**YOUR OBJECTIVE**
Select the lines of the records containing the word "Plot" and list them.

Source data:
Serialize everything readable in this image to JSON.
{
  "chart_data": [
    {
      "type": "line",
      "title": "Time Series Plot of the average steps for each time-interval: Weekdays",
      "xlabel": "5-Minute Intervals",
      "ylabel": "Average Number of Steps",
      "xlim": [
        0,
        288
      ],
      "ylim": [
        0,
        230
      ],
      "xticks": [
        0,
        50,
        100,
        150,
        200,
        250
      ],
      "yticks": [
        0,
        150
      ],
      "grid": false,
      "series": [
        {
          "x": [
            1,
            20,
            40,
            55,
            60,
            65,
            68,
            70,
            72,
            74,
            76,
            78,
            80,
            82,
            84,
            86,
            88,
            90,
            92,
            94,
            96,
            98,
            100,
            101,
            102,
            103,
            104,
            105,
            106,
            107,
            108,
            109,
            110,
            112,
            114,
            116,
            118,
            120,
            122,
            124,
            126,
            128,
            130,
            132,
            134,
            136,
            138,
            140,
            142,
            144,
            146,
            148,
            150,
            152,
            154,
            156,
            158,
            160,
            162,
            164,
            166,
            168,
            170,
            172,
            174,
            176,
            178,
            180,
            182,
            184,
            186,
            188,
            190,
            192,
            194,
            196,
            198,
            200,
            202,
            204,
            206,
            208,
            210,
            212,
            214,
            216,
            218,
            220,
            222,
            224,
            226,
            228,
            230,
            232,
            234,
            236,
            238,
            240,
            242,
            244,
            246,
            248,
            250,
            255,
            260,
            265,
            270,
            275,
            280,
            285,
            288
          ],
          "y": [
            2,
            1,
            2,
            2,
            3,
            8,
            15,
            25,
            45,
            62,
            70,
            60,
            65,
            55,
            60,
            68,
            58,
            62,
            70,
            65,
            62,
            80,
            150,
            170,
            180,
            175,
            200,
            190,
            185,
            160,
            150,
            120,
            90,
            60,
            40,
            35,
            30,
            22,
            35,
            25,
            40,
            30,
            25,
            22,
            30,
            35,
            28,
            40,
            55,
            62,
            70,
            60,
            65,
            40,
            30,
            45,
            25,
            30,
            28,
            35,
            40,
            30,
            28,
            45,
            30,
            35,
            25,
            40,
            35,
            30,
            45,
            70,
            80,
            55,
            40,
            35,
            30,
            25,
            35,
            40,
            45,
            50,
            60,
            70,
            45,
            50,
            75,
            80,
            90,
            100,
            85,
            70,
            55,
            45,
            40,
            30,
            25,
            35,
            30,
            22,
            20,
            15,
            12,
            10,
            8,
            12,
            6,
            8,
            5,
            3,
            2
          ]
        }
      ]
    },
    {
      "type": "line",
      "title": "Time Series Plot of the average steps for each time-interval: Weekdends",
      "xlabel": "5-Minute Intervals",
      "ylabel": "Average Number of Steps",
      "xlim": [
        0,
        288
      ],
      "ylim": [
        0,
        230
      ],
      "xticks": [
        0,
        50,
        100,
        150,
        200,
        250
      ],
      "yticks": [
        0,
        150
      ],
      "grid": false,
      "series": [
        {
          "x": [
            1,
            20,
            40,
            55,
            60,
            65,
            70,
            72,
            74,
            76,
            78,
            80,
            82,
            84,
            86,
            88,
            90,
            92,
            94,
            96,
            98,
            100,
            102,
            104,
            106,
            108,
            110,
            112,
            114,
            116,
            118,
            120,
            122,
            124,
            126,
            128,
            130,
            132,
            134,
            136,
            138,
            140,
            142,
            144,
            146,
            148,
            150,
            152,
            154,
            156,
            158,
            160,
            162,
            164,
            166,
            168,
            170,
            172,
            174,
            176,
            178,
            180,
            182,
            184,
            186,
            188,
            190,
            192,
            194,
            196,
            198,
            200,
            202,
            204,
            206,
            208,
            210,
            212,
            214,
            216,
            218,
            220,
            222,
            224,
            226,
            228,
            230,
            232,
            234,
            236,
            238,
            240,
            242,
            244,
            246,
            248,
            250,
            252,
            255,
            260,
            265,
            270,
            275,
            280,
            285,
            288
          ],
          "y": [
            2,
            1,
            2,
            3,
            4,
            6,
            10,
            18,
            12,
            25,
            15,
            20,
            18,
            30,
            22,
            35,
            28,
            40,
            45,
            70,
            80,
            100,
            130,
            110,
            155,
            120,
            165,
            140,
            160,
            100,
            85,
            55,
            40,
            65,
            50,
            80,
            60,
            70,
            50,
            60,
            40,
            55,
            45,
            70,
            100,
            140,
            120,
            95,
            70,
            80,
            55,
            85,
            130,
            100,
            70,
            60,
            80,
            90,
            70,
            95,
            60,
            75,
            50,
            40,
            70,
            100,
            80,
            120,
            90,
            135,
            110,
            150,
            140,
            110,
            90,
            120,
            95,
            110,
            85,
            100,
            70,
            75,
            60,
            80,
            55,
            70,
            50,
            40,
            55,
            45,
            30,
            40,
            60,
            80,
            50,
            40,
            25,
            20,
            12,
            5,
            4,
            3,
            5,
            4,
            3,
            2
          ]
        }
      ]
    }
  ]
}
---
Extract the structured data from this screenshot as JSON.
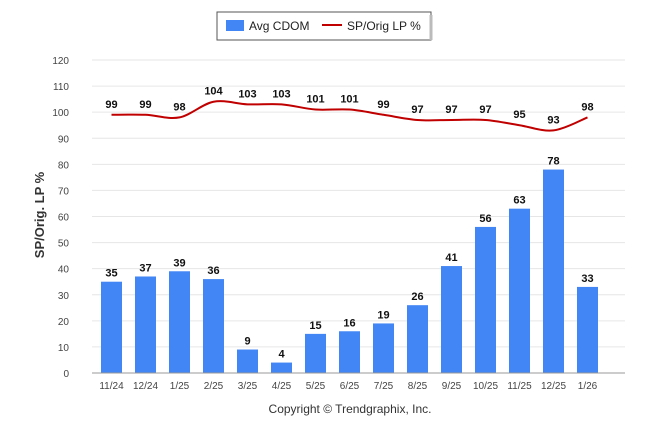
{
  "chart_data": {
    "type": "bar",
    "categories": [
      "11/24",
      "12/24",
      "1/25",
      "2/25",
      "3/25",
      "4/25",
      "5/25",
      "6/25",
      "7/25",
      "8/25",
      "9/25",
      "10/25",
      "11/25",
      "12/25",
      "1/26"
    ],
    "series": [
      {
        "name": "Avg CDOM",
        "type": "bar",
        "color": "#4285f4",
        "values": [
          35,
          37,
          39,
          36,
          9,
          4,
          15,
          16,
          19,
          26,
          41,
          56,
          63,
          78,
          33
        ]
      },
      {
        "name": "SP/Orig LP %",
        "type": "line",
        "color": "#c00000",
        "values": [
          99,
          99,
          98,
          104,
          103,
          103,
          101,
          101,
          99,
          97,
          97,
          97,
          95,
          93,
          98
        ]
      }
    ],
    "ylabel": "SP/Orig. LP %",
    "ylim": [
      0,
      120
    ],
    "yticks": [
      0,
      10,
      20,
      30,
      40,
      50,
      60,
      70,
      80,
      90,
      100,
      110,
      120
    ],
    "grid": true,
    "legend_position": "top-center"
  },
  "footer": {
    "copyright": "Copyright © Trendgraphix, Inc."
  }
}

**THE ANSWER**
      "title": "Time Series Plot of the average steps for each time-interval: Weekdays",
      "title": "Time Series Plot of the average steps for each time-interval: Weekdends",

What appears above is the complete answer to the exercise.